### Written exercise:
All lines holding the string "Master" are to be shown.

### Material shown:
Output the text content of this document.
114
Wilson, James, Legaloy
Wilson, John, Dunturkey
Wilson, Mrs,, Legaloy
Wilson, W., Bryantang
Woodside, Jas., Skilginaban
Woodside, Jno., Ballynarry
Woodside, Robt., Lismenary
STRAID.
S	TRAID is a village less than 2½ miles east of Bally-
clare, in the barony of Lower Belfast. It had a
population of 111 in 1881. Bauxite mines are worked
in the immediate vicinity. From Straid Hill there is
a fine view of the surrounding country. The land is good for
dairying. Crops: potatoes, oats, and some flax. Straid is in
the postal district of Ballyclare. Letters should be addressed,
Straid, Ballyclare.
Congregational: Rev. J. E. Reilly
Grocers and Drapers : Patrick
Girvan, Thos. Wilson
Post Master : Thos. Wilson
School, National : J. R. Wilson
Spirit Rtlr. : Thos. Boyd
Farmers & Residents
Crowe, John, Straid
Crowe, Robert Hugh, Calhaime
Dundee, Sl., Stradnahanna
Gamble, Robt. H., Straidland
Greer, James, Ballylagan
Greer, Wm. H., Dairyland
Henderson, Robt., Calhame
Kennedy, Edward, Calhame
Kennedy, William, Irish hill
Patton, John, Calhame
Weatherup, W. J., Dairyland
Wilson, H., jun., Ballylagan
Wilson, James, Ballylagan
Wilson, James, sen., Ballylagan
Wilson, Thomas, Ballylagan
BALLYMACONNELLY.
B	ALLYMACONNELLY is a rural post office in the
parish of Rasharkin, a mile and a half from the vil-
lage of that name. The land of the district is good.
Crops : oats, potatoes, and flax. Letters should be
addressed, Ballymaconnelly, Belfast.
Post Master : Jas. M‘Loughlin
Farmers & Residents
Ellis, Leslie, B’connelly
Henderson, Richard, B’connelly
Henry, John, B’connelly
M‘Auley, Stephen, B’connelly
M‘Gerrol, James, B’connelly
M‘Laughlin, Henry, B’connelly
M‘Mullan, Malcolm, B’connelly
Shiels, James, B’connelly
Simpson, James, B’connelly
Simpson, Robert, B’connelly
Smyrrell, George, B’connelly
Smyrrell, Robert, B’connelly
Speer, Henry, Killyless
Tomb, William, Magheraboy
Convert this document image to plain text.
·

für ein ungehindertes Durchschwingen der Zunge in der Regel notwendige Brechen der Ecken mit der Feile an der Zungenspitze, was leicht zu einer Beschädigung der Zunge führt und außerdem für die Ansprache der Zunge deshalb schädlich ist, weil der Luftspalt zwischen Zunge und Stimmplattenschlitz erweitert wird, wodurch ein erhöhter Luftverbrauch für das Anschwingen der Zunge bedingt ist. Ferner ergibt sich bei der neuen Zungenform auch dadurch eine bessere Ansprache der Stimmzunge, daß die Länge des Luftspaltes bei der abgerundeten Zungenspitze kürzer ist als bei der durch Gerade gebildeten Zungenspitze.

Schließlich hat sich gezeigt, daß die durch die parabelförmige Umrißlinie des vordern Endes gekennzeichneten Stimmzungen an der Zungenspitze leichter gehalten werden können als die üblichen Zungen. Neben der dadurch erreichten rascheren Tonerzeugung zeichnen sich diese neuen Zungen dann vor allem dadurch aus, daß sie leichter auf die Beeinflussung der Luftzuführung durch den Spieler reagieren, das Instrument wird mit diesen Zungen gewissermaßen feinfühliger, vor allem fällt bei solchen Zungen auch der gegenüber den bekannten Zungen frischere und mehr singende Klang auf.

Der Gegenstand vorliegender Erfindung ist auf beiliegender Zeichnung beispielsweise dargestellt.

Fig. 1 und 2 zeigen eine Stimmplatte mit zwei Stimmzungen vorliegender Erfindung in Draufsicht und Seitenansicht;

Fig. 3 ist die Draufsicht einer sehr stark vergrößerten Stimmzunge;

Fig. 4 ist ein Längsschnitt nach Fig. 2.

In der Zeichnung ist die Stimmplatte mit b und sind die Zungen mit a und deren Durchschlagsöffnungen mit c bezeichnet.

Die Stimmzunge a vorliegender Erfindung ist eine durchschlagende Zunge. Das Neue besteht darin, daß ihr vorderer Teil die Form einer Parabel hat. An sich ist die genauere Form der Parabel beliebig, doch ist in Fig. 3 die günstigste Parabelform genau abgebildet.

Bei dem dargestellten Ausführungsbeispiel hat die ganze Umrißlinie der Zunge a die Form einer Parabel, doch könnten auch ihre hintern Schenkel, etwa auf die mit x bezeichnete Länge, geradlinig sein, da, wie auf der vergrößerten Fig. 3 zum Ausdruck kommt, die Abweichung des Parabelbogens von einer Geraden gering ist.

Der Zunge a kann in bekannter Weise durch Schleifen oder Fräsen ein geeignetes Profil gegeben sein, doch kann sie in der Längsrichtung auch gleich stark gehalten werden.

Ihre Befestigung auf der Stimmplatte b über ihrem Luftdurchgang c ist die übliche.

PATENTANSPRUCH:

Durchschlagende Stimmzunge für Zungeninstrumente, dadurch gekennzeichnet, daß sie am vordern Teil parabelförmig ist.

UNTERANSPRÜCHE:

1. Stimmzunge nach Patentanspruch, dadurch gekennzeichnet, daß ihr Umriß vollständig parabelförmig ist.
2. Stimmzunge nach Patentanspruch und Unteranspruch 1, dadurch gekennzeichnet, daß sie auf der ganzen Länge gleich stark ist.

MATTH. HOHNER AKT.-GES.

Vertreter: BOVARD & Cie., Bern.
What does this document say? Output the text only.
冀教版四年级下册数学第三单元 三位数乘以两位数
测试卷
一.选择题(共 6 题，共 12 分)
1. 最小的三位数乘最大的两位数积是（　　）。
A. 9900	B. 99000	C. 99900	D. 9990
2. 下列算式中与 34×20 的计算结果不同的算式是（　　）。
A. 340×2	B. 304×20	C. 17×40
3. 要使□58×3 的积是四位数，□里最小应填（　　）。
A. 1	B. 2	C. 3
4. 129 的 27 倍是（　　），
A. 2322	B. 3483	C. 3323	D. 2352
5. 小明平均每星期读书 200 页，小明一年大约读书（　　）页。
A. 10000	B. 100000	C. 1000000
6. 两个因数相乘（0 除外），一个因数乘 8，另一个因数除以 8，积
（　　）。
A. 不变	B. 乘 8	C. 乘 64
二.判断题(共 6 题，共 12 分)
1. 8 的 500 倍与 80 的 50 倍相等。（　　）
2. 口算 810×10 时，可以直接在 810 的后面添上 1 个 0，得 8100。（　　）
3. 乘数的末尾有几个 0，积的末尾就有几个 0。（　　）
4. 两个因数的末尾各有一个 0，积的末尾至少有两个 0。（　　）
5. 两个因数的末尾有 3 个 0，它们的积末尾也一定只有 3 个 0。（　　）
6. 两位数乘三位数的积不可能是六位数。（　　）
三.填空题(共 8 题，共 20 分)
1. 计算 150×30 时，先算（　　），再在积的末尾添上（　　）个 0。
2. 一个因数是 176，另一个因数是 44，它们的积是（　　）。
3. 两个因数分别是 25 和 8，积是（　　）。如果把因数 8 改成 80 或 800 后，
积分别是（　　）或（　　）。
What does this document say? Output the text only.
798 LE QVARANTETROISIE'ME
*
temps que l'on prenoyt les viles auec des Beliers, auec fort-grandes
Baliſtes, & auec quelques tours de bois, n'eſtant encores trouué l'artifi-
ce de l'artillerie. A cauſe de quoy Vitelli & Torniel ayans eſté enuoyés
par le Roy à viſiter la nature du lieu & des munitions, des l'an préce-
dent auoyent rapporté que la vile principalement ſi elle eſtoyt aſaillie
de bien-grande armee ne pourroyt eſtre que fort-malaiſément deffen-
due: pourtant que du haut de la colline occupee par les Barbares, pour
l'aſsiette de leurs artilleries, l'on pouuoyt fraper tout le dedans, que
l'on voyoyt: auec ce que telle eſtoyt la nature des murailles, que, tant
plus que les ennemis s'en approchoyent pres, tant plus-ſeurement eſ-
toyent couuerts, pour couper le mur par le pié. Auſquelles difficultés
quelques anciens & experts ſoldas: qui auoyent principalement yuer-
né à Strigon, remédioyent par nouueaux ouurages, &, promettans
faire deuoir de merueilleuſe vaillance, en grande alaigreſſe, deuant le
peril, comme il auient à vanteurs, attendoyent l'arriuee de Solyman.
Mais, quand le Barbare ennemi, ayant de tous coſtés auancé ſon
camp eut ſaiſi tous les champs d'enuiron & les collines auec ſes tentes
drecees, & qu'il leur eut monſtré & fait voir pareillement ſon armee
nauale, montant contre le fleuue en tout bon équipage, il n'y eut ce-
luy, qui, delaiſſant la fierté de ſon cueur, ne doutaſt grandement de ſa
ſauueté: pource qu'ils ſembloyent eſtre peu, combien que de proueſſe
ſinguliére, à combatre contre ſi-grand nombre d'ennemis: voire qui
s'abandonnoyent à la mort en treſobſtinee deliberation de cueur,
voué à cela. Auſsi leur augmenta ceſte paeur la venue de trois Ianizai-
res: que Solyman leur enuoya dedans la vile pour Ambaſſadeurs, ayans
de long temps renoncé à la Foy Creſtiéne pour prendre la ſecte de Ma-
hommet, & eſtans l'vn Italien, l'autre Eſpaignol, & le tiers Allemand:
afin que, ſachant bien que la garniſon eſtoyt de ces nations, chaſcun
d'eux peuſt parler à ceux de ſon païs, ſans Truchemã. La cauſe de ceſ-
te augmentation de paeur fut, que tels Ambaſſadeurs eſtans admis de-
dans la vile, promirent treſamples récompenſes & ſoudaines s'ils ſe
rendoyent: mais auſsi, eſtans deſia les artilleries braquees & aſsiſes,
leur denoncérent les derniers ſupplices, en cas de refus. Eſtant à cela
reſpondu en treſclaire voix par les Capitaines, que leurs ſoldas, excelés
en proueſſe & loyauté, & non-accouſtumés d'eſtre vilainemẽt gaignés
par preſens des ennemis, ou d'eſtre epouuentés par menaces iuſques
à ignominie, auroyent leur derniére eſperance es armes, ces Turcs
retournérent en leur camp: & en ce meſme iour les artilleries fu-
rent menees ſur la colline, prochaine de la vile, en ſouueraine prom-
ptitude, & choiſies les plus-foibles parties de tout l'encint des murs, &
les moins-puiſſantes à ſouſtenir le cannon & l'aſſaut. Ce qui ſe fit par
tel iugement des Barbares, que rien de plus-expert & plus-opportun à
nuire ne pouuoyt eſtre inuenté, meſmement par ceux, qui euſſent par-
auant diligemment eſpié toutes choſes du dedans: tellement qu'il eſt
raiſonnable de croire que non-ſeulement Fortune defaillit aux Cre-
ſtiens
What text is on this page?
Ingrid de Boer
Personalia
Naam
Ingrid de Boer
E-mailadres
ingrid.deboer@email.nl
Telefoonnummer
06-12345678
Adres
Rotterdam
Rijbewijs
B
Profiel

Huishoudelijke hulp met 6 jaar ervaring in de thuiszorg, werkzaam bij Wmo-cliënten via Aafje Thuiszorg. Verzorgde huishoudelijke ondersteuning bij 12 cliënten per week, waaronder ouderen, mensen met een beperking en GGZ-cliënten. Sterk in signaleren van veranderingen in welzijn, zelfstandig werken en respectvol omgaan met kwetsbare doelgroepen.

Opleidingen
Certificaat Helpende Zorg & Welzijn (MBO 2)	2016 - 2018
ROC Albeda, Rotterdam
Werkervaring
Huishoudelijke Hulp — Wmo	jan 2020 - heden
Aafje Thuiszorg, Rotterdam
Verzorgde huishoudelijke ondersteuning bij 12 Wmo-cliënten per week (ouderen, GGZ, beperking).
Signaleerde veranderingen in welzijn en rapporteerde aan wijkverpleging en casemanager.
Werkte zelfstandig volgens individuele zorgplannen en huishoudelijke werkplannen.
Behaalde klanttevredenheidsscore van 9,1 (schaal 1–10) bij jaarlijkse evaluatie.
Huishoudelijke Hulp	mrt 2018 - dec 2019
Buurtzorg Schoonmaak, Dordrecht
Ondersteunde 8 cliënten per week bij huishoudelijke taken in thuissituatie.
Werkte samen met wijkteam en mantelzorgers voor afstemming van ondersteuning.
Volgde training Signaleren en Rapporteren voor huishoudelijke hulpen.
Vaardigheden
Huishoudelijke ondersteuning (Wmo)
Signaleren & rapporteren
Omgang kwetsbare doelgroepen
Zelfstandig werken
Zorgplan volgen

### Solution below:
Post Master : Thos. Wilson
Post Master : Jas. M‘Loughlin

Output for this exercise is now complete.